* **TASK TO COMPLETE**
Could you print all the entries exactly?

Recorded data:
************

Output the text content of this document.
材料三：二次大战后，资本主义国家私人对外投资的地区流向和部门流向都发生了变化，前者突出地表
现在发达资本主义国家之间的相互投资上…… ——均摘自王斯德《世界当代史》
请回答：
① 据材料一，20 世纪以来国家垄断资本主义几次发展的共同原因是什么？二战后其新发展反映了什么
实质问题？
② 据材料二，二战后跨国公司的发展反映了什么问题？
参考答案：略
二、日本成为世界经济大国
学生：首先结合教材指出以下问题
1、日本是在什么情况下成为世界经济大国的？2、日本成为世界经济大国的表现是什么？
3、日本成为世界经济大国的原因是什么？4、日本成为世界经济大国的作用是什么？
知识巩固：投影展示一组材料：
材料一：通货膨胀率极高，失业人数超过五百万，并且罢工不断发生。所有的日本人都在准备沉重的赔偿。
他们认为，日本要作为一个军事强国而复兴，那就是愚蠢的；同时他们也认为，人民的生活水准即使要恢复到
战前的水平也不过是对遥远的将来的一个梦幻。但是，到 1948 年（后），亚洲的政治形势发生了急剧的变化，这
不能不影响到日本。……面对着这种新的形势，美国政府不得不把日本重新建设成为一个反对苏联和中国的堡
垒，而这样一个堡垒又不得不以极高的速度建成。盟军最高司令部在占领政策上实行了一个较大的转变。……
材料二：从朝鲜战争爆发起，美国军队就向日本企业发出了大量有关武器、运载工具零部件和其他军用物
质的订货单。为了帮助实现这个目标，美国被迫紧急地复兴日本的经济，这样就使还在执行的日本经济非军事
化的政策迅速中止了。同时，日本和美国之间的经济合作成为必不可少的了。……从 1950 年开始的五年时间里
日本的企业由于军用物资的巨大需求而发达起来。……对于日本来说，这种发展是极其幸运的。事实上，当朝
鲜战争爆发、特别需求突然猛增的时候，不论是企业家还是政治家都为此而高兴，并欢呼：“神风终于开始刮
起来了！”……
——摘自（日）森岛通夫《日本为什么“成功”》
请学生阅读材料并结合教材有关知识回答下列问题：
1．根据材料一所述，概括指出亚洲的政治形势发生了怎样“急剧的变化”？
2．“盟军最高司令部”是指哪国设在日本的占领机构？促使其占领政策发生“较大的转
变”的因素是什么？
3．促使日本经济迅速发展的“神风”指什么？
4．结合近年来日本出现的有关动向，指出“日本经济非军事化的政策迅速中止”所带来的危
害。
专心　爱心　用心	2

************

* **RESPONSE**
Output the text content of this document.
材料三：二次大战后，资本主义国家私人对外投资的地区流向和部门流向都发生了变化，前者突出地表
现在发达资本主义国家之间的相互投资上…… ——均摘自王斯德《世界当代史》
请回答：
① 据材料一，20 世纪以来国家垄断资本主义几次发展的共同原因是什么？二战后其新发展反映了什么
实质问题？
② 据材料二，二战后跨国公司的发展反映了什么问题？
参考答案：略
二、日本成为世界经济大国
学生：首先结合教材指出以下问题
1、日本是在什么情况下成为世界经济大国的？2、日本成为世界经济大国的表现是什么？
3、日本成为世界经济大国的原因是什么？4、日本成为世界经济大国的作用是什么？
知识巩固：投影展示一组材料：
材料一：通货膨胀率极高，失业人数超过五百万，并且罢工不断发生。所有的日本人都在准备沉重的赔偿。
他们认为，日本要作为一个军事强国而复兴，那就是愚蠢的；同时他们也认为，人民的生活水准即使要恢复到
战前的水平也不过是对遥远的将来的一个梦幻。但是，到 1948 年（后），亚洲的政治形势发生了急剧的变化，这
不能不影响到日本。……面对着这种新的形势，美国政府不得不把日本重新建设成为一个反对苏联和中国的堡
垒，而这样一个堡垒又不得不以极高的速度建成。盟军最高司令部在占领政策上实行了一个较大的转变。……
材料二：从朝鲜战争爆发起，美国军队就向日本企业发出了大量有关武器、运载工具零部件和其他军用物
质的订货单。为了帮助实现这个目标，美国被迫紧急地复兴日本的经济，这样就使还在执行的日本经济非军事
化的政策迅速中止了。同时，日本和美国之间的经济合作成为必不可少的了。……从 1950 年开始的五年时间里
日本的企业由于军用物资的巨大需求而发达起来。……对于日本来说，这种发展是极其幸运的。事实上，当朝
鲜战争爆发、特别需求突然猛增的时候，不论是企业家还是政治家都为此而高兴，并欢呼：“神风终于开始刮
起来了！”……
——摘自（日）森岛通夫《日本为什么“成功”》
请学生阅读材料并结合教材有关知识回答下列问题：
1．根据材料一所述，概括指出亚洲的政治形势发生了怎样“急剧的变化”？
2．“盟军最高司令部”是指哪国设在日本的占领机构？促使其占领政策发生“较大的转
变”的因素是什么？
3．促使日本经济迅速发展的“神风”指什么？
4．结合近年来日本出现的有关动向，指出“日本经济非军事化的政策迅速中止”所带来的危
害。
专心　爱心　用心	2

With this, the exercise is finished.